## Supplied material

........

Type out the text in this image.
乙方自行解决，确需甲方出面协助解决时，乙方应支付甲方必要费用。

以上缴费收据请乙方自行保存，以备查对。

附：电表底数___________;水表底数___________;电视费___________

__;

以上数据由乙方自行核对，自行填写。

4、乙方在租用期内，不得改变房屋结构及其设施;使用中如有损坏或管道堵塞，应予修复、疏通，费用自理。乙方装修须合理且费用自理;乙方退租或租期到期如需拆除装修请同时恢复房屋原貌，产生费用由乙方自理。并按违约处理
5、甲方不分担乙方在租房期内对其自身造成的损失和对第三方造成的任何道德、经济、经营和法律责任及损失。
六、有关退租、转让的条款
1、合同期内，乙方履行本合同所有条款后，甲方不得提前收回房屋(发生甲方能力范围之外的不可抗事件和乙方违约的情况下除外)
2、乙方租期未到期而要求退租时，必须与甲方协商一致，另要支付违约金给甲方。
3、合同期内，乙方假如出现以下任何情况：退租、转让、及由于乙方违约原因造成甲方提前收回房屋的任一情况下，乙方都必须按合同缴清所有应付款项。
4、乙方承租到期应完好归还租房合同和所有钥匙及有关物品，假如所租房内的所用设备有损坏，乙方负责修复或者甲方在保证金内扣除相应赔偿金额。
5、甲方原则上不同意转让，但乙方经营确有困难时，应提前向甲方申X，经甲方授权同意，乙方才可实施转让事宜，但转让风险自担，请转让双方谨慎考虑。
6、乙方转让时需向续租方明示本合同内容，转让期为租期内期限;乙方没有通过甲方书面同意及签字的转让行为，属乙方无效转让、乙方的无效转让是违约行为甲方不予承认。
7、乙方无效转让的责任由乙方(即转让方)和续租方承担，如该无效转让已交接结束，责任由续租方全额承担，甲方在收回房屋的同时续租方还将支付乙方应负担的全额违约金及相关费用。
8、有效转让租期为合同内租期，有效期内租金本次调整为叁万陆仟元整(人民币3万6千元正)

........

## Task prompt
Every line above should be printed again exactly as it stands.

## Solution to the problem
Type out the text in this image.
乙方自行解决，确需甲方出面协助解决时，乙方应支付甲方必要费用。

以上缴费收据请乙方自行保存，以备查对。

附：电表底数___________;水表底数___________;电视费___________

__;

以上数据由乙方自行核对，自行填写。

4、乙方在租用期内，不得改变房屋结构及其设施;使用中如有损坏或管道堵塞，应予修复、疏通，费用自理。乙方装修须合理且费用自理;乙方退租或租期到期如需拆除装修请同时恢复房屋原貌，产生费用由乙方自理。并按违约处理
5、甲方不分担乙方在租房期内对其自身造成的损失和对第三方造成的任何道德、经济、经营和法律责任及损失。
六、有关退租、转让的条款
1、合同期内，乙方履行本合同所有条款后，甲方不得提前收回房屋(发生甲方能力范围之外的不可抗事件和乙方违约的情况下除外)
2、乙方租期未到期而要求退租时，必须与甲方协商一致，另要支付违约金给甲方。
3、合同期内，乙方假如出现以下任何情况：退租、转让、及由于乙方违约原因造成甲方提前收回房屋的任一情况下，乙方都必须按合同缴清所有应付款项。
4、乙方承租到期应完好归还租房合同和所有钥匙及有关物品，假如所租房内的所用设备有损坏，乙方负责修复或者甲方在保证金内扣除相应赔偿金额。
5、甲方原则上不同意转让，但乙方经营确有困难时，应提前向甲方申X，经甲方授权同意，乙方才可实施转让事宜，但转让风险自担，请转让双方谨慎考虑。
6、乙方转让时需向续租方明示本合同内容，转让期为租期内期限;乙方没有通过甲方书面同意及签字的转让行为，属乙方无效转让、乙方的无效转让是违约行为甲方不予承认。
7、乙方无效转让的责任由乙方(即转让方)和续租方承担，如该无效转让已交接结束，责任由续租方全额承担，甲方在收回房屋的同时续租方还将支付乙方应负担的全额违约金及相关费用。
8、有效转让租期为合同内租期，有效期内租金本次调整为叁万陆仟元整(人民币3万6千元正)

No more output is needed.